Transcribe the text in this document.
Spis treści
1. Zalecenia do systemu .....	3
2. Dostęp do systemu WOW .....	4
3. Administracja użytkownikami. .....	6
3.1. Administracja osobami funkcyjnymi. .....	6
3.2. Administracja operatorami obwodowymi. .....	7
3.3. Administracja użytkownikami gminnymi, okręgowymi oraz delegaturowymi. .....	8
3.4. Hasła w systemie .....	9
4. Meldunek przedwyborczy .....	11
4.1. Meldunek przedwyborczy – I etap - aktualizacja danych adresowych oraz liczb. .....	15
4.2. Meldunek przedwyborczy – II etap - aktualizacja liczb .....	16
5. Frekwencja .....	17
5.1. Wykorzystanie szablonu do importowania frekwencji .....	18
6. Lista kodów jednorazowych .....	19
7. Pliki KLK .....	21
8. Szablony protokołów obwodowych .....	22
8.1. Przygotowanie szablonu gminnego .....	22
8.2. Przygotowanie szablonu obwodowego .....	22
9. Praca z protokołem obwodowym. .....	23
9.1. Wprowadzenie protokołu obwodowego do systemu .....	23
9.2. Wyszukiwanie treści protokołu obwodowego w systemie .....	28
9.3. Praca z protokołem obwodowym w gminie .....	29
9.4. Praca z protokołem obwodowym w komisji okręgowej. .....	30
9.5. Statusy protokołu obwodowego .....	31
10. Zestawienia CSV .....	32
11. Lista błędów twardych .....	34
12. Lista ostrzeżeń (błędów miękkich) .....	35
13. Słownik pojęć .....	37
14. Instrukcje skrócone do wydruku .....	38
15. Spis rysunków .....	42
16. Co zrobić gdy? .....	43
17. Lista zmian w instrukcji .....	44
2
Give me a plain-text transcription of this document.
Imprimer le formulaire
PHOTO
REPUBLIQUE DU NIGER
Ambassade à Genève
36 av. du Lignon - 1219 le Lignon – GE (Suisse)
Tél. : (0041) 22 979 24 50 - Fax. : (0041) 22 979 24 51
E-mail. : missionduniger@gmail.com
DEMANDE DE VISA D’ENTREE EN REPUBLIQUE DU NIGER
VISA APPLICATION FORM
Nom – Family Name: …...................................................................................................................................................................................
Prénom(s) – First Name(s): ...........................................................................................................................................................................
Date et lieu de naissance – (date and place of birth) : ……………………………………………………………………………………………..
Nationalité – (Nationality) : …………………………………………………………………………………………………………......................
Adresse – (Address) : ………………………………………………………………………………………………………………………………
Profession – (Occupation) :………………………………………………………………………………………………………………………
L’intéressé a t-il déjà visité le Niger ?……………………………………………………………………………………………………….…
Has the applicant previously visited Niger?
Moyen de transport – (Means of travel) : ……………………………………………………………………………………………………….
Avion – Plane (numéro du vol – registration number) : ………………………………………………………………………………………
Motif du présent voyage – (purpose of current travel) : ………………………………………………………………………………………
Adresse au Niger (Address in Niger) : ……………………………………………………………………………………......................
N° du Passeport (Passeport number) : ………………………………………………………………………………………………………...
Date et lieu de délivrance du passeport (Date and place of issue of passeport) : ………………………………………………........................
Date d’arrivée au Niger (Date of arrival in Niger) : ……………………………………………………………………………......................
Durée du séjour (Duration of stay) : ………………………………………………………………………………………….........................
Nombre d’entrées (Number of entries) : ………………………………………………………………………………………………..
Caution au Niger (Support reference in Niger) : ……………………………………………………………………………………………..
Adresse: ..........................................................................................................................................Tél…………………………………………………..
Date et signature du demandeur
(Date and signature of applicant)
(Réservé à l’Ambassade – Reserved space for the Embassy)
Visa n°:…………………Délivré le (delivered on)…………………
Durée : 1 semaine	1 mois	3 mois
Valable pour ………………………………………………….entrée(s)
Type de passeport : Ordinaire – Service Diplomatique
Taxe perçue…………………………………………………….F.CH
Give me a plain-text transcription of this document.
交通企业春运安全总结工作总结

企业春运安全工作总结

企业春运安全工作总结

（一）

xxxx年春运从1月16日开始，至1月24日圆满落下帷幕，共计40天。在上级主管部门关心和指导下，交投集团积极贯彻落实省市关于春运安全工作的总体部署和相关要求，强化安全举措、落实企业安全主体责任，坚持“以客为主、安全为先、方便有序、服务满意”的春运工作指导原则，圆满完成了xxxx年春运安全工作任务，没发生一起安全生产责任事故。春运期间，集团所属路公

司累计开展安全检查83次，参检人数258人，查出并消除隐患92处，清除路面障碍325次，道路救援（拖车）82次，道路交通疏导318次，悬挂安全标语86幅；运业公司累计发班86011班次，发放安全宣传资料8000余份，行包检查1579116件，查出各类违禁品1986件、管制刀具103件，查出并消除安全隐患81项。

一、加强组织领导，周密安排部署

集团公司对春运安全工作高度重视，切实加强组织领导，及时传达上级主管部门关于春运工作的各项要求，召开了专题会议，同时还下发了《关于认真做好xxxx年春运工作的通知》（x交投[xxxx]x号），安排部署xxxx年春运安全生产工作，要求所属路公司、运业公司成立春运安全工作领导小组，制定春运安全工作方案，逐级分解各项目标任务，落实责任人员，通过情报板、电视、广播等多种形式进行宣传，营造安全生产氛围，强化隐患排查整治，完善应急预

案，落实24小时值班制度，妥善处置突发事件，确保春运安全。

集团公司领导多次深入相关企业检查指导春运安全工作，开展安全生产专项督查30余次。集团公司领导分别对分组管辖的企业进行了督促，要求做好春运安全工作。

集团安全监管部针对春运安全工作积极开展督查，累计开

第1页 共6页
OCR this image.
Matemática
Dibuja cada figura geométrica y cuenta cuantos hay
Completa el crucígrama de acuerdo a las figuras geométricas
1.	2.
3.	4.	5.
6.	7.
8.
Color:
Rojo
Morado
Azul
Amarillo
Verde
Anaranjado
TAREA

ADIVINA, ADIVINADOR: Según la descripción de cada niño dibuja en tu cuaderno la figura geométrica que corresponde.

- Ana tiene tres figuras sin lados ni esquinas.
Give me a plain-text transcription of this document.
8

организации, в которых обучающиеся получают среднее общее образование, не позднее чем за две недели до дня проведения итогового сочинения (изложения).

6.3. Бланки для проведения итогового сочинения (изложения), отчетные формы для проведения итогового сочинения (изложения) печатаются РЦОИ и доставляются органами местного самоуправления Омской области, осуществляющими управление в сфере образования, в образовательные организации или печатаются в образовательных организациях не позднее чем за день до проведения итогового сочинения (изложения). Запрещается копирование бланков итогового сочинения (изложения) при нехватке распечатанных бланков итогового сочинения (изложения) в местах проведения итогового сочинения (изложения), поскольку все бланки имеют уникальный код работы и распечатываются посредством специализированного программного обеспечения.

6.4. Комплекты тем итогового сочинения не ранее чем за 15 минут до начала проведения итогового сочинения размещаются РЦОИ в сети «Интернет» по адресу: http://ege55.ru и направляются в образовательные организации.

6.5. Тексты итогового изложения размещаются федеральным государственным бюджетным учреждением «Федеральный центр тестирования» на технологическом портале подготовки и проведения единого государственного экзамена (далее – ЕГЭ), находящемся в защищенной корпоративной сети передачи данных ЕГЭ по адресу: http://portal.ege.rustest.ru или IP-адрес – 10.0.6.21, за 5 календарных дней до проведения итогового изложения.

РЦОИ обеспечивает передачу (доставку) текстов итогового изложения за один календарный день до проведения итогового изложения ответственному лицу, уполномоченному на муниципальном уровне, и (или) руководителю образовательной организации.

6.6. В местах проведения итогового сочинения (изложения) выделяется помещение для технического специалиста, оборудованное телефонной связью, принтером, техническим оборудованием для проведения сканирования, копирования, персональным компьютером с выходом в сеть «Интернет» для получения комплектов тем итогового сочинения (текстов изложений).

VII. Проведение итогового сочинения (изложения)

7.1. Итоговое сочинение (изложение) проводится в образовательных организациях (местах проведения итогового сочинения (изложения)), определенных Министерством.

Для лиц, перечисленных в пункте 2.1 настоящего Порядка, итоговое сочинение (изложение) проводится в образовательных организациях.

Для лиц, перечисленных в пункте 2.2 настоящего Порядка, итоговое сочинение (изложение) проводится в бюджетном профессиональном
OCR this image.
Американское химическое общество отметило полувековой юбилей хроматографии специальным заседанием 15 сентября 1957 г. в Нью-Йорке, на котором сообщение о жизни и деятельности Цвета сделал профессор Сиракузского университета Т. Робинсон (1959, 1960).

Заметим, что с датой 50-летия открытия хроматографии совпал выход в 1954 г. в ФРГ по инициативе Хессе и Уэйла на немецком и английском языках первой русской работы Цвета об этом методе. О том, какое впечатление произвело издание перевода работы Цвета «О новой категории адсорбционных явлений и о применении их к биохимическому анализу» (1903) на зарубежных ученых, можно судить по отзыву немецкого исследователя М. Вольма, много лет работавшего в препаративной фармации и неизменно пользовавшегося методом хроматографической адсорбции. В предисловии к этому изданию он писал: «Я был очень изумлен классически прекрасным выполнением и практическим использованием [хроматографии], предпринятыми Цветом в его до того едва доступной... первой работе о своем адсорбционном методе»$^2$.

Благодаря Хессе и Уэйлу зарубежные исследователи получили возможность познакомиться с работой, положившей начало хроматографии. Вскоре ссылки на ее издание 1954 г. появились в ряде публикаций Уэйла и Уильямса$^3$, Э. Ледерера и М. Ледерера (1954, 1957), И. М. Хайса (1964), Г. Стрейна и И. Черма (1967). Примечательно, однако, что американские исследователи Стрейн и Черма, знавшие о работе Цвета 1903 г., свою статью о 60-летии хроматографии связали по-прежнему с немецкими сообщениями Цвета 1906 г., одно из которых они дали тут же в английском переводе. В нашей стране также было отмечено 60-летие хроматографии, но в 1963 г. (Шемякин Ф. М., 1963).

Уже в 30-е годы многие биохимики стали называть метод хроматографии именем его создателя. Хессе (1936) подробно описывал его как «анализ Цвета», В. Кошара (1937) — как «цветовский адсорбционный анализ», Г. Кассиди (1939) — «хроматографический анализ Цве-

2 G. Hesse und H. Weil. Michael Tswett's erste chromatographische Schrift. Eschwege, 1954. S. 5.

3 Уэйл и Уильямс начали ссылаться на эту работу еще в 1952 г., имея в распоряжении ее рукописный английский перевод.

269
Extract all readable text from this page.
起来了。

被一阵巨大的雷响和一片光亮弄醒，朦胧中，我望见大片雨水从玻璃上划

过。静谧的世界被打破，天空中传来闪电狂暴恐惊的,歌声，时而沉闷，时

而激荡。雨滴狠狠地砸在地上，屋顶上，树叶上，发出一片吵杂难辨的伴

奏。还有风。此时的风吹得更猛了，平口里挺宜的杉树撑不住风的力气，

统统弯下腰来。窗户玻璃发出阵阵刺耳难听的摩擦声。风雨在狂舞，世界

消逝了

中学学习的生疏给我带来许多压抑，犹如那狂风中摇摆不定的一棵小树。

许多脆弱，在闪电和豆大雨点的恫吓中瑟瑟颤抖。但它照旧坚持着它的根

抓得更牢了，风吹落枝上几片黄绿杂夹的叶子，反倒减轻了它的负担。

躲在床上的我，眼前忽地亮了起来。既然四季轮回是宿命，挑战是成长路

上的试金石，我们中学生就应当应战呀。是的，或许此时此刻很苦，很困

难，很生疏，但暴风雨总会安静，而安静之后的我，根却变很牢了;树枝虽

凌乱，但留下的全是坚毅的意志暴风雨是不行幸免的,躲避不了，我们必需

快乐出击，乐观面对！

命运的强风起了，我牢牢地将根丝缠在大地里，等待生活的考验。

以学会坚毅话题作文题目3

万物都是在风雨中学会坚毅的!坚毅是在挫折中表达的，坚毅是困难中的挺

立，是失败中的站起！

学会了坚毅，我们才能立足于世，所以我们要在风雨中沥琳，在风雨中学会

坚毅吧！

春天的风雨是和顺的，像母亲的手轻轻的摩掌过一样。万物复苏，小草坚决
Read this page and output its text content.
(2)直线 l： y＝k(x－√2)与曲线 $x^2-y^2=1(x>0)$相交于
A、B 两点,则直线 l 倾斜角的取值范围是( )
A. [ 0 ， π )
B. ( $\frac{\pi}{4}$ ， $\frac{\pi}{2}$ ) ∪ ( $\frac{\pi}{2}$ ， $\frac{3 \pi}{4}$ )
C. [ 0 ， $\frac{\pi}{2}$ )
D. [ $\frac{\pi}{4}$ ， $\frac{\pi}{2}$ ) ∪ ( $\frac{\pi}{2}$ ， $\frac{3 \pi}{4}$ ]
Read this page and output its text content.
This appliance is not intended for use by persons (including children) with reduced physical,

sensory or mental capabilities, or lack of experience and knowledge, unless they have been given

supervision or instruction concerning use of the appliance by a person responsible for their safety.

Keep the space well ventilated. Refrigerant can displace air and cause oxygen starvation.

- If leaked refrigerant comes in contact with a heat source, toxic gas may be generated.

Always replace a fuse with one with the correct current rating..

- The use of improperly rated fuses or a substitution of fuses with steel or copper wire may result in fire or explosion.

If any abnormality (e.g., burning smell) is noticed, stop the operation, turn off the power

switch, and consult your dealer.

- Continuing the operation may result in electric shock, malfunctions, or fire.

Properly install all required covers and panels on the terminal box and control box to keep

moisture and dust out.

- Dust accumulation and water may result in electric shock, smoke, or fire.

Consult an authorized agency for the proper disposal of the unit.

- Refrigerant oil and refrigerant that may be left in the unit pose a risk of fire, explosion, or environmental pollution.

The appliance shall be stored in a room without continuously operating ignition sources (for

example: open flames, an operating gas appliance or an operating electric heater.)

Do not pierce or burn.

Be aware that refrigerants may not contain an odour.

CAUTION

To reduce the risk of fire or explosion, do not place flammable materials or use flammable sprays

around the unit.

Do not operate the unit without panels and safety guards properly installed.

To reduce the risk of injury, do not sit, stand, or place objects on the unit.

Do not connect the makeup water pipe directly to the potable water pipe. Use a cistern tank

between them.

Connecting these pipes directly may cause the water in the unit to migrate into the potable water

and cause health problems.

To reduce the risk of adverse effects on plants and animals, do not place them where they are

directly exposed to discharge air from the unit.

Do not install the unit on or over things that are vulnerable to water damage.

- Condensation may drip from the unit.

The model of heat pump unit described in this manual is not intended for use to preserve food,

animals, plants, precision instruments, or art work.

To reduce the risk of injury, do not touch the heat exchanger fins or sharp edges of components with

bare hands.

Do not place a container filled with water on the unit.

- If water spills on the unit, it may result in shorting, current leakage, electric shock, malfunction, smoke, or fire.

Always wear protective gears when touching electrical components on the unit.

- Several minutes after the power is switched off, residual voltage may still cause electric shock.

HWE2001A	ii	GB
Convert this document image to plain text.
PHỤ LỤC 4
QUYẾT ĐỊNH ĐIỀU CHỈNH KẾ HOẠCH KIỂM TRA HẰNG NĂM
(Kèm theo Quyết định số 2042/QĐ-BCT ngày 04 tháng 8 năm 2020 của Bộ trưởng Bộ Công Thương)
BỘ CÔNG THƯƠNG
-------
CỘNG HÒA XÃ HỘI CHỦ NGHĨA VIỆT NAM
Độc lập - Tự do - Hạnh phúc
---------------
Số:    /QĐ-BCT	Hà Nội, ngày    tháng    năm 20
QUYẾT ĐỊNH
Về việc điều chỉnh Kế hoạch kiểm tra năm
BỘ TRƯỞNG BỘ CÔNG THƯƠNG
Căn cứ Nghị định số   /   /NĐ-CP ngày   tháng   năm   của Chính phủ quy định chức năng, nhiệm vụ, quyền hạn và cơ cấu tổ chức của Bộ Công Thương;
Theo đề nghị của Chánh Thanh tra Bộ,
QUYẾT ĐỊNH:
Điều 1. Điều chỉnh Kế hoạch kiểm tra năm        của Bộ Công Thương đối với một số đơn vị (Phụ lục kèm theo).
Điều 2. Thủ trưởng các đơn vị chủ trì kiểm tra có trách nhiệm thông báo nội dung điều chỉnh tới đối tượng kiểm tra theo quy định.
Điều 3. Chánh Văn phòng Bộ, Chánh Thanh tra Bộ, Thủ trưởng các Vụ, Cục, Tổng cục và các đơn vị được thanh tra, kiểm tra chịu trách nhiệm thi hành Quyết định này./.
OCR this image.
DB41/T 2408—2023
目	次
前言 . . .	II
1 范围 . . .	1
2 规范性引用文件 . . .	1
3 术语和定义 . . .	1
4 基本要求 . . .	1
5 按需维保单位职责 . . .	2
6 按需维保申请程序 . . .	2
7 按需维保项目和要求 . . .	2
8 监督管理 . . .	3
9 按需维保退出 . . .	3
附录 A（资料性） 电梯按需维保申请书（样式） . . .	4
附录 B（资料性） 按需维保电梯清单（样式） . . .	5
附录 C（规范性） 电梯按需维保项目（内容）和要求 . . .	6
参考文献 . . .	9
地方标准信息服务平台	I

→ **Exercise description**
Copy out all lines from the material above that contain the string "lieu".

→ **Exercise output**
Date et lieu de naissance – (date and place of birth) : ……………………………………………………………………………………………..
Date et lieu de délivrance du passeport (Date and place of issue of passeport) : ………………………………………………........................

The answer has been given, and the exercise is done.